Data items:
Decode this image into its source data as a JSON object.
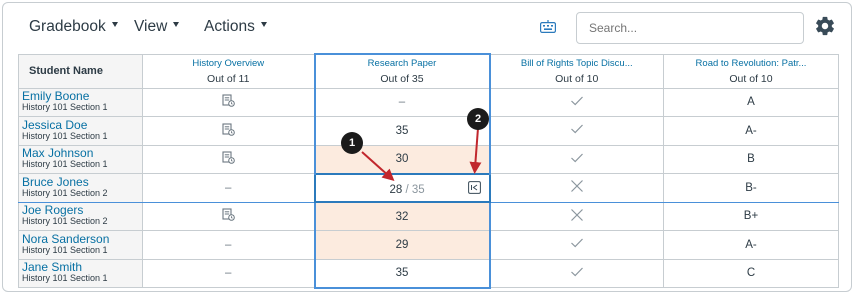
{
  "toolbar": {
    "gradebook_label": "Gradebook",
    "view_label": "View",
    "actions_label": "Actions",
    "search_placeholder": "Search..."
  },
  "grid": {
    "name_header": "Student Name",
    "columns": [
      {
        "title": "History Overview",
        "subtitle": "Out of 11"
      },
      {
        "title": "Research Paper",
        "subtitle": "Out of 35"
      },
      {
        "title": "Bill of Rights Topic Discu...",
        "subtitle": "Out of 10"
      },
      {
        "title": "Road to Revolution: Patr...",
        "subtitle": "Out of 10"
      }
    ],
    "rows": [
      {
        "name": "Emily Boone",
        "section": "History 101 Section 1",
        "history": "doc-icon",
        "paper": "–",
        "paper_late": false,
        "bill": "check",
        "road": "A"
      },
      {
        "name": "Jessica Doe",
        "section": "History 101 Section 1",
        "history": "doc-icon",
        "paper": "35",
        "paper_late": false,
        "bill": "check",
        "road": "A-"
      },
      {
        "name": "Max Johnson",
        "section": "History 101 Section 1",
        "history": "doc-icon",
        "paper": "30",
        "paper_late": true,
        "bill": "check",
        "road": "B"
      },
      {
        "name": "Bruce Jones",
        "section": "History 101 Section 2",
        "history": "–",
        "paper": "editing",
        "paper_late": false,
        "bill": "x",
        "road": "B-"
      },
      {
        "name": "Joe Rogers",
        "section": "History 101 Section 2",
        "history": "doc-icon",
        "paper": "32",
        "paper_late": true,
        "bill": "x",
        "road": "B+"
      },
      {
        "name": "Nora Sanderson",
        "section": "History 101 Section 1",
        "history": "–",
        "paper": "29",
        "paper_late": true,
        "bill": "check",
        "road": "A-"
      },
      {
        "name": "Jane Smith",
        "section": "History 101 Section 1",
        "history": "–",
        "paper": "35",
        "paper_late": false,
        "bill": "check",
        "road": "C"
      }
    ],
    "editing": {
      "value": "28",
      "out_of": "/ 35"
    }
  },
  "callouts": {
    "one": "1",
    "two": "2"
  },
  "colors": {
    "link": "#0770a3",
    "selection": "#2b7abc",
    "late_fill": "#fcebdf",
    "callout": "#1b1b1b",
    "arrow": "#c1272d"
  }
}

**WORK TO DO**. Restate the whole listing above exactly, except for its images.

**SOLUTION TO THIS EXERCISE**.
Decode this image into its source data as a JSON object.
{
  "toolbar": {
    "gradebook_label": "Gradebook",
    "view_label": "View",
    "actions_label": "Actions",
    "search_placeholder": "Search..."
  },
  "grid": {
    "name_header": "Student Name",
    "columns": [
      {
        "title": "History Overview",
        "subtitle": "Out of 11"
      },
      {
        "title": "Research Paper",
        "subtitle": "Out of 35"
      },
      {
        "title": "Bill of Rights Topic Discu...",
        "subtitle": "Out of 10"
      },
      {
        "title": "Road to Revolution: Patr...",
        "subtitle": "Out of 10"
      }
    ],
    "rows": [
      {
        "name": "Emily Boone",
        "section": "History 101 Section 1",
        "history": "doc-icon",
        "paper": "–",
        "paper_late": false,
        "bill": "check",
        "road": "A"
      },
      {
        "name": "Jessica Doe",
        "section": "History 101 Section 1",
        "history": "doc-icon",
        "paper": "35",
        "paper_late": false,
        "bill": "check",
        "road": "A-"
      },
      {
        "name": "Max Johnson",
        "section": "History 101 Section 1",
        "history": "doc-icon",
        "paper": "30",
        "paper_late": true,
        "bill": "check",
        "road": "B"
      },
      {
        "name": "Bruce Jones",
        "section": "History 101 Section 2",
        "history": "–",
        "paper": "editing",
        "paper_late": false,
        "bill": "x",
        "road": "B-"
      },
      {
        "name": "Joe Rogers",
        "section": "History 101 Section 2",
        "history": "doc-icon",
        "paper": "32",
        "paper_late": true,
        "bill": "x",
        "road": "B+"
      },
      {
        "name": "Nora Sanderson",
        "section": "History 101 Section 1",
        "history": "–",
        "paper": "29",
        "paper_late": true,
        "bill": "check",
        "road": "A-"
      },
      {
        "name": "Jane Smith",
        "section": "History 101 Section 1",
        "history": "–",
        "paper": "35",
        "paper_late": false,
        "bill": "check",
        "road": "C"
      }
    ],
    "editing": {
      "value": "28",
      "out_of": "/ 35"
    }
  },
  "callouts": {
    "one": "1",
    "two": "2"
  },
  "colors": {
    "link": "#0770a3",
    "selection": "#2b7abc",
    "late_fill": "#fcebdf",
    "callout": "#1b1b1b",
    "arrow": "#c1272d"
  }
}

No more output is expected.